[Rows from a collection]
"""

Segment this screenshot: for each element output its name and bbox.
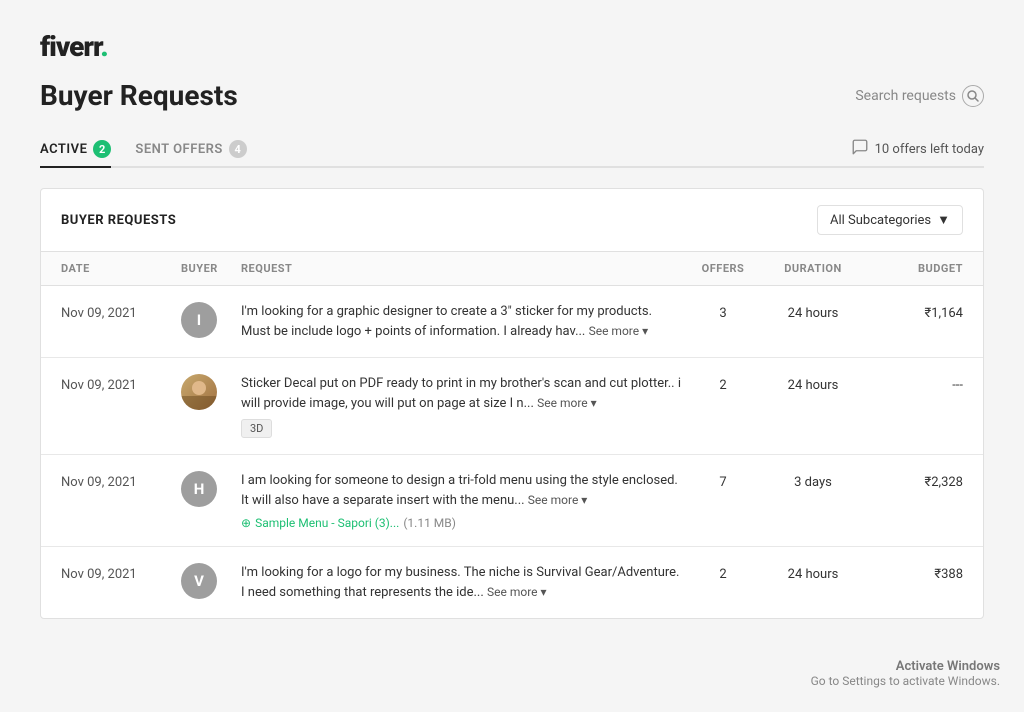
duration-cell: 24 hours xyxy=(763,563,863,582)
card-title: BUYER REQUESTS xyxy=(61,213,176,228)
table-body: Nov 09, 2021 I I'm looking for a graphic… xyxy=(41,286,983,618)
buyer-avatar: I xyxy=(181,302,217,338)
activate-windows-subtitle: Go to Settings to activate Windows. xyxy=(811,674,1000,688)
buyer-cell: I xyxy=(181,302,241,338)
request-text: I am looking for someone to design a tri… xyxy=(241,471,683,510)
attachment-link[interactable]: ⊕ Sample Menu - Sapori (3)... (1.11 MB) xyxy=(241,516,683,530)
subcategory-label: All Subcategories xyxy=(830,213,931,228)
tab-active-label: ACTIVE xyxy=(40,142,87,157)
main-card: BUYER REQUESTS All Subcategories ▼ DATE … xyxy=(40,188,984,619)
see-more-link[interactable]: See more ▾ xyxy=(487,585,547,599)
tab-sent-offers[interactable]: SENT OFFERS 4 xyxy=(135,132,246,168)
col-buyer: BUYER xyxy=(181,262,241,275)
offers-cell: 7 xyxy=(683,471,763,490)
col-offers: OFFERS xyxy=(683,262,763,275)
attachment-name: Sample Menu - Sapori (3)... xyxy=(255,516,399,530)
table-row: Nov 09, 2021 Sticker Decal put on PDF re… xyxy=(41,358,983,455)
col-date: DATE xyxy=(61,262,181,275)
offers-left: 10 offers left today xyxy=(851,138,984,160)
buyer-avatar xyxy=(181,374,217,410)
table-row: Nov 09, 2021 V I'm looking for a logo fo… xyxy=(41,547,983,618)
card-header: BUYER REQUESTS All Subcategories ▼ xyxy=(41,189,983,252)
attachment-size: (1.11 MB) xyxy=(403,516,456,530)
duration-cell: 3 days xyxy=(763,471,863,490)
request-text: I'm looking for a graphic designer to cr… xyxy=(241,302,683,341)
tab-sent-offers-label: SENT OFFERS xyxy=(135,142,222,157)
budget-cell: ₹388 xyxy=(863,563,963,582)
table-row: Nov 09, 2021 I I'm looking for a graphic… xyxy=(41,286,983,358)
offers-cell: 3 xyxy=(683,302,763,321)
search-icon[interactable] xyxy=(962,85,984,107)
offers-cell: 2 xyxy=(683,374,763,393)
buyer-avatar: V xyxy=(181,563,217,599)
col-request: REQUEST xyxy=(241,262,683,275)
tab-active[interactable]: ACTIVE 2 xyxy=(40,132,111,168)
subcategory-dropdown[interactable]: All Subcategories ▼ xyxy=(817,205,963,235)
logo-dot: . xyxy=(100,30,107,63)
budget-cell: --- xyxy=(863,374,963,393)
buyer-avatar: H xyxy=(181,471,217,507)
search-label: Search requests xyxy=(855,88,956,104)
col-duration: DURATION xyxy=(763,262,863,275)
request-text: Sticker Decal put on PDF ready to print … xyxy=(241,374,683,413)
offers-icon xyxy=(851,138,869,160)
request-cell: I'm looking for a graphic designer to cr… xyxy=(241,302,683,341)
tab-sent-offers-badge: 4 xyxy=(229,140,247,158)
budget-cell: ₹2,328 xyxy=(863,471,963,490)
col-budget: BUDGET xyxy=(863,262,963,275)
see-more-link[interactable]: See more ▾ xyxy=(528,493,588,507)
tag: 3D xyxy=(241,419,272,438)
buyer-cell: V xyxy=(181,563,241,599)
page-header: Buyer Requests Search requests xyxy=(40,79,984,112)
logo-text: fiverr xyxy=(40,30,100,63)
request-cell: I'm looking for a logo for my business. … xyxy=(241,563,683,602)
tabs-row: ACTIVE 2 SENT OFFERS 4 10 offers left to… xyxy=(40,132,984,168)
table-row: Nov 09, 2021 H I am looking for someone … xyxy=(41,455,983,547)
fiverr-logo: fiverr. xyxy=(40,30,984,63)
budget-cell: ₹1,164 xyxy=(863,302,963,321)
see-more-link[interactable]: See more ▾ xyxy=(537,396,597,410)
date-cell: Nov 09, 2021 xyxy=(61,302,181,321)
buyer-cell: H xyxy=(181,471,241,507)
date-cell: Nov 09, 2021 xyxy=(61,563,181,582)
search-box[interactable]: Search requests xyxy=(855,85,984,107)
tabs-left: ACTIVE 2 SENT OFFERS 4 xyxy=(40,132,271,166)
duration-cell: 24 hours xyxy=(763,302,863,321)
date-cell: Nov 09, 2021 xyxy=(61,471,181,490)
request-text: I'm looking for a logo for my business. … xyxy=(241,563,683,602)
duration-cell: 24 hours xyxy=(763,374,863,393)
tab-active-badge: 2 xyxy=(93,140,111,158)
request-cell: Sticker Decal put on PDF ready to print … xyxy=(241,374,683,438)
page-title: Buyer Requests xyxy=(40,79,238,112)
date-cell: Nov 09, 2021 xyxy=(61,374,181,393)
see-more-link[interactable]: See more ▾ xyxy=(589,324,649,338)
buyer-cell xyxy=(181,374,241,410)
chevron-down-icon: ▼ xyxy=(937,212,950,228)
offers-cell: 2 xyxy=(683,563,763,582)
table-header: DATE BUYER REQUEST OFFERS DURATION BUDGE… xyxy=(41,252,983,286)
attachment-icon: ⊕ xyxy=(241,516,251,530)
request-cell: I am looking for someone to design a tri… xyxy=(241,471,683,530)
activate-windows-overlay: Activate Windows Go to Settings to activ… xyxy=(811,659,1000,688)
offers-left-text: 10 offers left today xyxy=(875,142,984,157)
activate-windows-title: Activate Windows xyxy=(811,659,1000,674)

"""

## Instruction
Copy out the rows word for word, from the one containing "duration-cell: 24 hours xyxy=(763,563,863,582)" through the one containing "attachment-name: Sample Menu", including both.

## Output of the task
duration-cell: 24 hours xyxy=(763,563,863,582)
card-title: BUYER REQUESTS xyxy=(61,213,176,228)
table-body: Nov 09, 2021 I I'm looking for a graphic… xyxy=(41,286,983,618)
buyer-avatar: I xyxy=(181,302,217,338)
activate-windows-subtitle: Go to Settings to activate Windows. xyxy=(811,674,1000,688)
buyer-cell: I xyxy=(181,302,241,338)
request-text: I am looking for someone to design a tri… xyxy=(241,471,683,510)
attachment-link[interactable]: ⊕ Sample Menu - Sapori (3)... (1.11 MB) xyxy=(241,516,683,530)
subcategory-label: All Subcategories xyxy=(830,213,931,228)
tab-active-label: ACTIVE xyxy=(40,142,87,157)
main-card: BUYER REQUESTS All Subcategories ▼ DATE … xyxy=(40,188,984,619)
see-more-link[interactable]: See more ▾ xyxy=(487,585,547,599)
tab-sent-offers[interactable]: SENT OFFERS 4 xyxy=(135,132,246,168)
col-buyer: BUYER xyxy=(181,262,241,275)
offers-cell: 7 xyxy=(683,471,763,490)
col-offers: OFFERS xyxy=(683,262,763,275)
attachment-name: Sample Menu - Sapori (3)... xyxy=(255,516,399,530)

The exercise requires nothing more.